(Structured figure records)

——————

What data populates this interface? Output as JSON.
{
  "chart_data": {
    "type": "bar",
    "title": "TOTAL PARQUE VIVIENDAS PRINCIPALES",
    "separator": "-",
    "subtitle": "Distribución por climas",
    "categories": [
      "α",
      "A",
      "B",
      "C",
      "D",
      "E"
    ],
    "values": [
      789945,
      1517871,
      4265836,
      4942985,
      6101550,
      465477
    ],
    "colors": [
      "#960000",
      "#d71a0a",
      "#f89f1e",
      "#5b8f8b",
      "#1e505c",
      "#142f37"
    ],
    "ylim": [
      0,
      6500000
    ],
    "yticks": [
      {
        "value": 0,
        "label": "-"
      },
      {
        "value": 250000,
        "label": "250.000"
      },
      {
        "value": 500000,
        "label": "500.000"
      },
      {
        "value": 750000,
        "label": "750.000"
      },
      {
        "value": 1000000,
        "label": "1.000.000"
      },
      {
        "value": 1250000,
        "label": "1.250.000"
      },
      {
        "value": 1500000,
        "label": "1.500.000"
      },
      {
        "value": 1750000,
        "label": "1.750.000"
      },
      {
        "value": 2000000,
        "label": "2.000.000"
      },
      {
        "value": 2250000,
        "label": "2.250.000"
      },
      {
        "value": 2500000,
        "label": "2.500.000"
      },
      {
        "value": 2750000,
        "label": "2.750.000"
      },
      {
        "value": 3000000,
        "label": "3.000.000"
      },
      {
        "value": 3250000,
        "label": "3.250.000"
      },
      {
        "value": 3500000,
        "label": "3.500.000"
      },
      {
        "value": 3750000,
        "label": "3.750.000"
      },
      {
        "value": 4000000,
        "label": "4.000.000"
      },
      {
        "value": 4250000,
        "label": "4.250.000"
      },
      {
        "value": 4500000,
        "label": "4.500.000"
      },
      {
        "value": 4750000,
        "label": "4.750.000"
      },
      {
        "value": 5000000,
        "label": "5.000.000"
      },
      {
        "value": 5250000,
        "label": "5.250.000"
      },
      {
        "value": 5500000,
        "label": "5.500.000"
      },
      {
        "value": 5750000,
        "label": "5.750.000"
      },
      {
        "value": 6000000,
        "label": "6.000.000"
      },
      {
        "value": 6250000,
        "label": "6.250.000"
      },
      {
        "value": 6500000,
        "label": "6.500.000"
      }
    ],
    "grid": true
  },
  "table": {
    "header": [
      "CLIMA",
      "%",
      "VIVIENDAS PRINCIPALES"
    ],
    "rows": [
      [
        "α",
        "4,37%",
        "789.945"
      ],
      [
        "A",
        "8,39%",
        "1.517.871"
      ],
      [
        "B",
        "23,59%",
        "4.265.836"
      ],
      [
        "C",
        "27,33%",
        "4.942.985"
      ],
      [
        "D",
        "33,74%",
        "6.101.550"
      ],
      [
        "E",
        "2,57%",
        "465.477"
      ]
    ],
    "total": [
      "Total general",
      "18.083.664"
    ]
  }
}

——————

What to do
Repeat every entry exactly as written above.

Expected answer
What data populates this interface? Output as JSON.
{
  "chart_data": {
    "type": "bar",
    "title": "TOTAL PARQUE VIVIENDAS PRINCIPALES",
    "separator": "-",
    "subtitle": "Distribución por climas",
    "categories": [
      "α",
      "A",
      "B",
      "C",
      "D",
      "E"
    ],
    "values": [
      789945,
      1517871,
      4265836,
      4942985,
      6101550,
      465477
    ],
    "colors": [
      "#960000",
      "#d71a0a",
      "#f89f1e",
      "#5b8f8b",
      "#1e505c",
      "#142f37"
    ],
    "ylim": [
      0,
      6500000
    ],
    "yticks": [
      {
        "value": 0,
        "label": "-"
      },
      {
        "value": 250000,
        "label": "250.000"
      },
      {
        "value": 500000,
        "label": "500.000"
      },
      {
        "value": 750000,
        "label": "750.000"
      },
      {
        "value": 1000000,
        "label": "1.000.000"
      },
      {
        "value": 1250000,
        "label": "1.250.000"
      },
      {
        "value": 1500000,
        "label": "1.500.000"
      },
      {
        "value": 1750000,
        "label": "1.750.000"
      },
      {
        "value": 2000000,
        "label": "2.000.000"
      },
      {
        "value": 2250000,
        "label": "2.250.000"
      },
      {
        "value": 2500000,
        "label": "2.500.000"
      },
      {
        "value": 2750000,
        "label": "2.750.000"
      },
      {
        "value": 3000000,
        "label": "3.000.000"
      },
      {
        "value": 3250000,
        "label": "3.250.000"
      },
      {
        "value": 3500000,
        "label": "3.500.000"
      },
      {
        "value": 3750000,
        "label": "3.750.000"
      },
      {
        "value": 4000000,
        "label": "4.000.000"
      },
      {
        "value": 4250000,
        "label": "4.250.000"
      },
      {
        "value": 4500000,
        "label": "4.500.000"
      },
      {
        "value": 4750000,
        "label": "4.750.000"
      },
      {
        "value": 5000000,
        "label": "5.000.000"
      },
      {
        "value": 5250000,
        "label": "5.250.000"
      },
      {
        "value": 5500000,
        "label": "5.500.000"
      },
      {
        "value": 5750000,
        "label": "5.750.000"
      },
      {
        "value": 6000000,
        "label": "6.000.000"
      },
      {
        "value": 6250000,
        "label": "6.250.000"
      },
      {
        "value": 6500000,
        "label": "6.500.000"
      }
    ],
    "grid": true
  },
  "table": {
    "header": [
      "CLIMA",
      "%",
      "VIVIENDAS PRINCIPALES"
    ],
    "rows": [
      [
        "α",
        "4,37%",
        "789.945"
      ],
      [
        "A",
        "8,39%",
        "1.517.871"
      ],
      [
        "B",
        "23,59%",
        "4.265.836"
      ],
      [
        "C",
        "27,33%",
        "4.942.985"
      ],
      [
        "D",
        "33,74%",
        "6.101.550"
      ],
      [
        "E",
        "2,57%",
        "465.477"
      ]
    ],
    "total": [
      "Total general",
      "18.083.664"
    ]
  }
}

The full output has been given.